Set task: Each line that holds the string "document" counts once; say how many such lines there are and add nothing.

Collected data:
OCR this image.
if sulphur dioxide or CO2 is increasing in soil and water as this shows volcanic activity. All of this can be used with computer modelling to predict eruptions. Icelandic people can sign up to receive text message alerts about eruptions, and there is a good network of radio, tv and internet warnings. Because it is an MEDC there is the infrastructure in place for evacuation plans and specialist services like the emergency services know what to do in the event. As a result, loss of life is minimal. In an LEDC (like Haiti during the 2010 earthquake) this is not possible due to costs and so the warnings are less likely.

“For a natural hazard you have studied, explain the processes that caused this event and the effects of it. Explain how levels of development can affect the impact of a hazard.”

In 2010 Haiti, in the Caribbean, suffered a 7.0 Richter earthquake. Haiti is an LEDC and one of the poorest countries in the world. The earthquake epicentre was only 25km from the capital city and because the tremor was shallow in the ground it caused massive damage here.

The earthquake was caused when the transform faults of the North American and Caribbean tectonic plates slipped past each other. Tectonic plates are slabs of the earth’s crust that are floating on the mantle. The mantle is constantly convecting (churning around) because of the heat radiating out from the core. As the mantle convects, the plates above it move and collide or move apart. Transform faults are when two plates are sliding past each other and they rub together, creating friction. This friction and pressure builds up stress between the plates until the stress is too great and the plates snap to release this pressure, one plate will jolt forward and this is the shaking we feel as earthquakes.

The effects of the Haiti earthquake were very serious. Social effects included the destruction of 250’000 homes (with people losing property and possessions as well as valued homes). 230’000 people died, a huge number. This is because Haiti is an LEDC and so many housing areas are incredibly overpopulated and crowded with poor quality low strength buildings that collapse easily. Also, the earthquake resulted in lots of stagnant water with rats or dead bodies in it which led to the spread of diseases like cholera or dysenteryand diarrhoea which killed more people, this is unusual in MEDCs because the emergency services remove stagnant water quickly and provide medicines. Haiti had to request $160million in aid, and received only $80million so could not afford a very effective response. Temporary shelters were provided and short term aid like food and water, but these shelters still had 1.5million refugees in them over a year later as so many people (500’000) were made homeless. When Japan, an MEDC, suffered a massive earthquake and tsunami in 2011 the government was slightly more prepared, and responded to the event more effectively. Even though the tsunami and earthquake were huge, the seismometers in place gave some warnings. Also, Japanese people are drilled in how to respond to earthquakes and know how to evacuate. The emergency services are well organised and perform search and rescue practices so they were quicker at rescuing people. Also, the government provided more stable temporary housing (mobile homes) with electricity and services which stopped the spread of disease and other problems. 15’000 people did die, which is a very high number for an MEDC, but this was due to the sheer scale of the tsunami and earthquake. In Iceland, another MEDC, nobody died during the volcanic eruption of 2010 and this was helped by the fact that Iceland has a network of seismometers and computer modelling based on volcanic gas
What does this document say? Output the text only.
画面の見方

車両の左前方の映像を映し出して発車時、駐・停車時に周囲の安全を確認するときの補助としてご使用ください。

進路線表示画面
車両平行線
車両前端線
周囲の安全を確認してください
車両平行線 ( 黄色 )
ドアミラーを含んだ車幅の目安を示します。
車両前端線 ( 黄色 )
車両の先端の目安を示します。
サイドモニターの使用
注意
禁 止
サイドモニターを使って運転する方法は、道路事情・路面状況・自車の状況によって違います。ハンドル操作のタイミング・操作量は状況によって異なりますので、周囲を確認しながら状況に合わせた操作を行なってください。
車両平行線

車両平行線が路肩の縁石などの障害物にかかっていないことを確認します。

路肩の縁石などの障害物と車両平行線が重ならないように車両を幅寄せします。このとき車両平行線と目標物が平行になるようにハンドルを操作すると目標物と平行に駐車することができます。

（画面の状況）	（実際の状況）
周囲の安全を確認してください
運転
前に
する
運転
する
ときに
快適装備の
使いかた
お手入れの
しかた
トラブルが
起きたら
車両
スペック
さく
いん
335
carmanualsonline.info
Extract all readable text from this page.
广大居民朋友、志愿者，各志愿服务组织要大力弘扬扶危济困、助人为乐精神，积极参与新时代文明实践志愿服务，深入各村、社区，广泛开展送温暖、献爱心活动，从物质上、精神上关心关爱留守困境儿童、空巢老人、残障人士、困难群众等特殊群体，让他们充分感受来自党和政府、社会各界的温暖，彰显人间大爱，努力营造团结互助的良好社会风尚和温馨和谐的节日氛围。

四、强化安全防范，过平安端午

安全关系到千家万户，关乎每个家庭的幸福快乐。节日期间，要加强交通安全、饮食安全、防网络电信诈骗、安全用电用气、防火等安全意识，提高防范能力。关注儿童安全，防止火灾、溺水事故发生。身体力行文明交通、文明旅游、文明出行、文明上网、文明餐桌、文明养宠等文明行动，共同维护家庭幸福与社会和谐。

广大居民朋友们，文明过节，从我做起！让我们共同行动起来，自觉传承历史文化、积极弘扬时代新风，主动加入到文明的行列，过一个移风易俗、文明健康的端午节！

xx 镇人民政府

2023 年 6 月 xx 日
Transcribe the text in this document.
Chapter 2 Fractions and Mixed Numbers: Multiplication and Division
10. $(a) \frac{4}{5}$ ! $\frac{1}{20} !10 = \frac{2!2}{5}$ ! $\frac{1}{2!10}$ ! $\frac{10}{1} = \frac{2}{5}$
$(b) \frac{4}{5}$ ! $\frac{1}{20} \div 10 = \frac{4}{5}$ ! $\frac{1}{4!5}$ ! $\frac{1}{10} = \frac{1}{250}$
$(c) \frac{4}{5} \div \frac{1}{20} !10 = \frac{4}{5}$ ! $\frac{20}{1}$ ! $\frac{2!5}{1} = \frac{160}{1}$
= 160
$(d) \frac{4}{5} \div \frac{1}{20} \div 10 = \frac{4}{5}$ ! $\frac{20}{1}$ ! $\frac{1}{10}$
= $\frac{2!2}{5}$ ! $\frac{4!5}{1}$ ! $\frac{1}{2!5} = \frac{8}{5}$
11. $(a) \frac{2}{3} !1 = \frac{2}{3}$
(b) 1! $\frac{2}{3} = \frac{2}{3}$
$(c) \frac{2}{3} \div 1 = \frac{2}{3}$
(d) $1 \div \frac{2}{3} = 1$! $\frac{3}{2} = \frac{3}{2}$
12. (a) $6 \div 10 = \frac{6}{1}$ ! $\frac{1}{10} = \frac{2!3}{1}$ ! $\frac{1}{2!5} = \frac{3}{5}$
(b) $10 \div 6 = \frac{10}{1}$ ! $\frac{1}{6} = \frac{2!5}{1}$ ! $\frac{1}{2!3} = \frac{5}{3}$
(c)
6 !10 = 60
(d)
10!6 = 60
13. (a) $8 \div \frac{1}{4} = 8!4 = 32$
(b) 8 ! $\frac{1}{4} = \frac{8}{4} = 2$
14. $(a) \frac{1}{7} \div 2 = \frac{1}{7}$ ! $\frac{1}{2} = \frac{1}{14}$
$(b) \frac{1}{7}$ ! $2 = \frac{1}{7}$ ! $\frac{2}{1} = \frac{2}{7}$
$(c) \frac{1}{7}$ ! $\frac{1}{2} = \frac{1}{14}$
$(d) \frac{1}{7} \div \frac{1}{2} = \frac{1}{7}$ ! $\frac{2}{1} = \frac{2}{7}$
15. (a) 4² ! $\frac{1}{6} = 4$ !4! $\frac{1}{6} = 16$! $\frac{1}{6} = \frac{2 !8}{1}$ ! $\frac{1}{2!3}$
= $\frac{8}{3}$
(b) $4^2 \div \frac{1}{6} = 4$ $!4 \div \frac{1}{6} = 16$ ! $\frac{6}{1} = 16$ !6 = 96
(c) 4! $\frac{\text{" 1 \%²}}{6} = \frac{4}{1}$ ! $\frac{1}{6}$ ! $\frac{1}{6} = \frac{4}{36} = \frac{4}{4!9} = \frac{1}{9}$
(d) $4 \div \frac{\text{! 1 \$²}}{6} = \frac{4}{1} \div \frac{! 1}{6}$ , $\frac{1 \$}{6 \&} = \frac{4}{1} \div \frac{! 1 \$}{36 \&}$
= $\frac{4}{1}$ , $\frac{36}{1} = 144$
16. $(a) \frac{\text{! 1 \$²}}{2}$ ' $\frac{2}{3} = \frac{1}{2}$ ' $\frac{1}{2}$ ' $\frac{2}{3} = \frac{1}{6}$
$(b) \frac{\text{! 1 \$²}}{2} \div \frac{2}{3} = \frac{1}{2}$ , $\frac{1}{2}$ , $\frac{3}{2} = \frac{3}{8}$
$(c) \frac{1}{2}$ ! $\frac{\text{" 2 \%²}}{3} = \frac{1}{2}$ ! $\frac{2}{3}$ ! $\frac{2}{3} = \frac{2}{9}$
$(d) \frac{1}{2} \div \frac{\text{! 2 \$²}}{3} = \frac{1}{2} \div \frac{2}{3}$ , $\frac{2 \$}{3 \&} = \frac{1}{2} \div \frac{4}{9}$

Completed task: 2